* **Provided records**:
■ ■ ■ ■ ■ ■ ■
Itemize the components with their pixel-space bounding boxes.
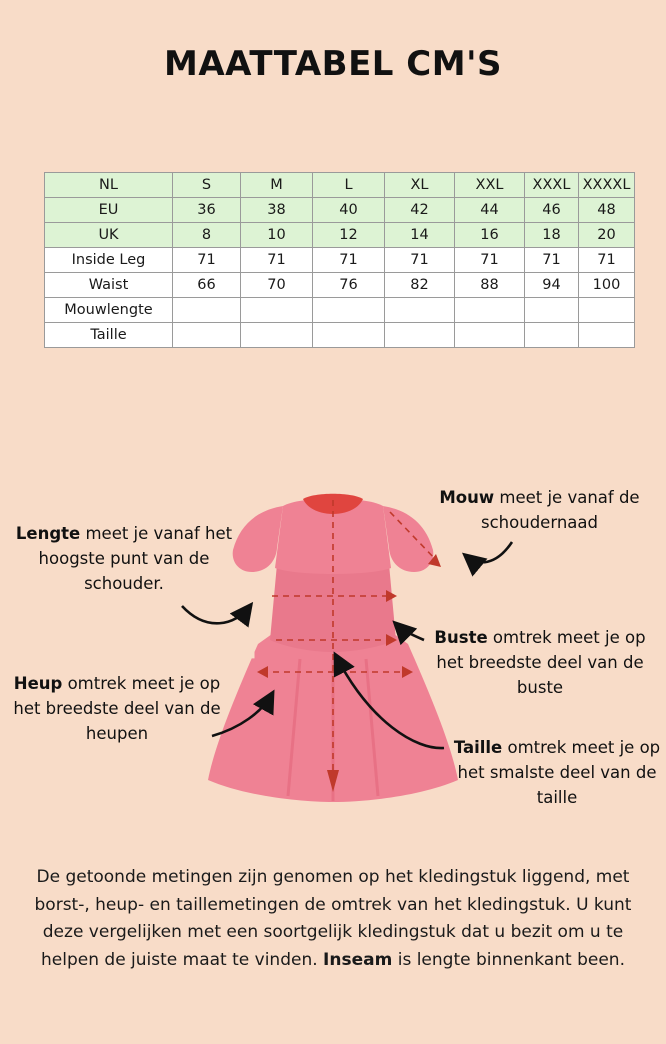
table-cell: 94 xyxy=(525,273,579,298)
annotation-mouw-text: meet je vanaf de schoudernaad xyxy=(481,488,640,532)
table-cell: 38 xyxy=(241,198,313,223)
row-label: EU xyxy=(45,198,173,223)
annotation-mouw xyxy=(432,486,647,536)
table-cell xyxy=(313,323,385,348)
annotation-lengte-text: meet je vanaf het hoogste punt van de schouder. xyxy=(38,524,233,593)
table-cell: 18 xyxy=(525,223,579,248)
table-cell: 76 xyxy=(313,273,385,298)
table-cell xyxy=(173,298,241,323)
table-cell: 14 xyxy=(385,223,455,248)
table-cell: 44 xyxy=(455,198,525,223)
row-label: Mouwlengte xyxy=(45,298,173,323)
table-row xyxy=(45,173,635,198)
table-cell: 100 xyxy=(579,273,635,298)
table-cell: XXXXL xyxy=(579,173,635,198)
table-cell: S xyxy=(173,173,241,198)
annotation-lengte-term: Lengte xyxy=(15,524,81,543)
table-cell: M xyxy=(241,173,313,198)
table-row xyxy=(45,223,635,248)
table-cell xyxy=(579,323,635,348)
table-cell xyxy=(579,298,635,323)
table-cell: 40 xyxy=(313,198,385,223)
row-label: UK xyxy=(45,223,173,248)
table-row xyxy=(45,273,635,298)
table-cell xyxy=(455,323,525,348)
table-cell: 10 xyxy=(241,223,313,248)
table-cell: 20 xyxy=(579,223,635,248)
table-cell: XXXL xyxy=(525,173,579,198)
arrow-lengte xyxy=(182,606,250,623)
row-label: Taille xyxy=(45,323,173,348)
size-table-container xyxy=(44,172,631,348)
annotation-taille-term: Taille xyxy=(453,738,503,757)
table-cell xyxy=(455,298,525,323)
annotation-buste-term: Buste xyxy=(434,628,488,647)
table-cell: 46 xyxy=(525,198,579,223)
table-cell: 82 xyxy=(385,273,455,298)
table-cell: 71 xyxy=(579,248,635,273)
footer-note-part1: De getoonde metingen zijn genomen op het kledingstuk liggend, met borst-, heup- en taillemetingen de omtrek van het kledingstuk. U kunt deze vergelijken met een soortgelijk kledingstuk dat u bezit om u te helpen de juiste maat te vinden. xyxy=(34,867,632,970)
table-cell: 70 xyxy=(241,273,313,298)
arrow-buste xyxy=(396,624,424,640)
table-cell: 16 xyxy=(455,223,525,248)
size-table-body xyxy=(45,173,635,348)
table-cell: 8 xyxy=(173,223,241,248)
row-label: Waist xyxy=(45,273,173,298)
size-table xyxy=(44,172,635,348)
table-cell: 36 xyxy=(173,198,241,223)
annotation-taille-text: omtrek meet je op het smalste deel van de taille xyxy=(457,738,661,807)
table-cell: XL xyxy=(385,173,455,198)
annotation-buste xyxy=(432,626,648,700)
table-cell: 48 xyxy=(579,198,635,223)
table-cell: 71 xyxy=(455,248,525,273)
measurement-illustration xyxy=(0,444,666,854)
table-cell: 71 xyxy=(173,248,241,273)
table-cell: 71 xyxy=(385,248,455,273)
annotation-heup-text: omtrek meet je op het breedste deel van de heupen xyxy=(13,674,221,743)
footer-note-term: Inseam xyxy=(323,949,393,970)
table-cell xyxy=(385,298,455,323)
annotation-lengte xyxy=(8,522,240,596)
table-cell xyxy=(241,298,313,323)
table-cell: 88 xyxy=(455,273,525,298)
table-cell xyxy=(525,298,579,323)
table-cell xyxy=(313,298,385,323)
table-cell: 71 xyxy=(525,248,579,273)
row-label: NL xyxy=(45,173,173,198)
table-cell: 66 xyxy=(173,273,241,298)
table-cell: 42 xyxy=(385,198,455,223)
table-row xyxy=(45,248,635,273)
table-cell xyxy=(241,323,313,348)
arrow-mouw xyxy=(466,542,512,562)
table-cell: L xyxy=(313,173,385,198)
table-cell: 71 xyxy=(313,248,385,273)
table-cell: 12 xyxy=(313,223,385,248)
table-row xyxy=(45,298,635,323)
table-cell xyxy=(525,323,579,348)
table-row xyxy=(45,323,635,348)
annotation-mouw-term: Mouw xyxy=(439,488,495,507)
table-cell xyxy=(173,323,241,348)
table-row xyxy=(45,198,635,223)
page-title: MAATTABEL CM'S xyxy=(164,44,502,84)
row-label: Inside Leg xyxy=(45,248,173,273)
annotation-taille xyxy=(452,736,662,810)
annotation-buste-text: omtrek meet je op het breedste deel van de buste xyxy=(436,628,646,697)
table-cell xyxy=(385,323,455,348)
table-cell: 71 xyxy=(241,248,313,273)
table-cell: XXL xyxy=(455,173,525,198)
footer-note-part2: is lengte binnenkant been. xyxy=(392,949,625,970)
annotation-heup-term: Heup xyxy=(13,674,63,693)
footer-note xyxy=(34,864,632,974)
annotation-heup xyxy=(8,672,226,746)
■ ■ ■ ■ ■ ■ ■
* **Work item**: Your copy of the entries should be exact and free of pictures.

* **Output**:
Itemize the components with their pixel-space bounding boxes.
table-cell: 94 xyxy=(525,273,579,298)
annotation-mouw-text: meet je vanaf de schoudernaad xyxy=(481,488,640,532)
table-cell: 38 xyxy=(241,198,313,223)
row-label: EU xyxy=(45,198,173,223)
annotation-mouw xyxy=(432,486,647,536)
table-cell xyxy=(313,323,385,348)
annotation-lengte-text: meet je vanaf het hoogste punt van de schouder. xyxy=(38,524,233,593)
table-cell: 18 xyxy=(525,223,579,248)
table-cell: 76 xyxy=(313,273,385,298)
table-cell xyxy=(173,298,241,323)
table-cell: 14 xyxy=(385,223,455,248)
table-cell: 44 xyxy=(455,198,525,223)
row-label: Mouwlengte xyxy=(45,298,173,323)
table-row xyxy=(45,173,635,198)
table-cell: 100 xyxy=(579,273,635,298)
table-cell: XXXXL xyxy=(579,173,635,198)
table-cell: S xyxy=(173,173,241,198)
annotation-lengte-term: Lengte xyxy=(15,524,81,543)
table-cell: M xyxy=(241,173,313,198)
table-row xyxy=(45,223,635,248)
table-cell xyxy=(579,323,635,348)
table-cell xyxy=(579,298,635,323)
table-cell: 40 xyxy=(313,198,385,223)
row-label: UK xyxy=(45,223,173,248)
table-row xyxy=(45,273,635,298)
table-cell xyxy=(455,323,525,348)
table-cell: 10 xyxy=(241,223,313,248)
table-cell: 20 xyxy=(579,223,635,248)
table-cell: XXXL xyxy=(525,173,579,198)
arrow-lengte xyxy=(182,606,250,623)
row-label: Taille xyxy=(45,323,173,348)
size-table-container xyxy=(44,172,631,348)
annotation-taille-term: Taille xyxy=(453,738,503,757)
table-cell xyxy=(455,298,525,323)
annotation-buste-term: Buste xyxy=(434,628,488,647)
table-cell: 46 xyxy=(525,198,579,223)
table-cell: 82 xyxy=(385,273,455,298)
table-cell: 71 xyxy=(579,248,635,273)
footer-note-part1: De getoonde metingen zijn genomen op het kledingstuk liggend, met borst-, heup- en taillemetingen de omtrek van het kledingstuk. U kunt deze vergelijken met een soortgelijk kledingstuk dat u bezit om u te helpen de juiste maat te vinden. xyxy=(34,867,632,970)
table-cell: 70 xyxy=(241,273,313,298)
arrow-buste xyxy=(396,624,424,640)
table-cell: 16 xyxy=(455,223,525,248)
size-table-body xyxy=(45,173,635,348)
table-cell: 8 xyxy=(173,223,241,248)
row-label: Waist xyxy=(45,273,173,298)
size-table xyxy=(44,172,635,348)
table-cell: 36 xyxy=(173,198,241,223)
annotation-taille-text: omtrek meet je op het smalste deel van de taille xyxy=(457,738,661,807)
table-cell: XL xyxy=(385,173,455,198)
annotation-buste xyxy=(432,626,648,700)
table-cell: 48 xyxy=(579,198,635,223)
table-cell: 71 xyxy=(455,248,525,273)
measurement-illustration xyxy=(0,444,666,854)
table-cell: 71 xyxy=(173,248,241,273)
table-cell: 71 xyxy=(385,248,455,273)
annotation-heup-text: omtrek meet je op het breedste deel van de heupen xyxy=(13,674,221,743)
footer-note-term: Inseam xyxy=(323,949,393,970)
table-cell xyxy=(385,298,455,323)
annotation-lengte xyxy=(8,522,240,596)
table-cell xyxy=(241,298,313,323)
table-cell: 88 xyxy=(455,273,525,298)
table-cell xyxy=(525,298,579,323)
table-cell xyxy=(313,298,385,323)
table-cell: 71 xyxy=(525,248,579,273)
row-label: NL xyxy=(45,173,173,198)
table-cell: 66 xyxy=(173,273,241,298)
table-cell: 42 xyxy=(385,198,455,223)
table-row xyxy=(45,248,635,273)
table-cell xyxy=(241,323,313,348)
arrow-mouw xyxy=(466,542,512,562)
table-cell: L xyxy=(313,173,385,198)
table-cell: 71 xyxy=(313,248,385,273)
table-cell: 12 xyxy=(313,223,385,248)
table-row xyxy=(45,298,635,323)
table-cell xyxy=(525,323,579,348)
table-row xyxy=(45,323,635,348)
annotation-mouw-term: Mouw xyxy=(439,488,495,507)
table-cell xyxy=(173,323,241,348)
table-row xyxy=(45,198,635,223)
page-title: MAATTABEL CM'S xyxy=(164,44,502,84)
row-label: Inside Leg xyxy=(45,248,173,273)
annotation-taille xyxy=(452,736,662,810)
annotation-buste-text: omtrek meet je op het breedste deel van de buste xyxy=(436,628,646,697)
table-cell xyxy=(385,323,455,348)
table-cell: 71 xyxy=(241,248,313,273)
table-cell: XXL xyxy=(455,173,525,198)
footer-note-part2: is lengte binnenkant been. xyxy=(392,949,625,970)
annotation-heup-term: Heup xyxy=(13,674,63,693)
footer-note xyxy=(34,864,632,974)
annotation-heup xyxy=(8,672,226,746)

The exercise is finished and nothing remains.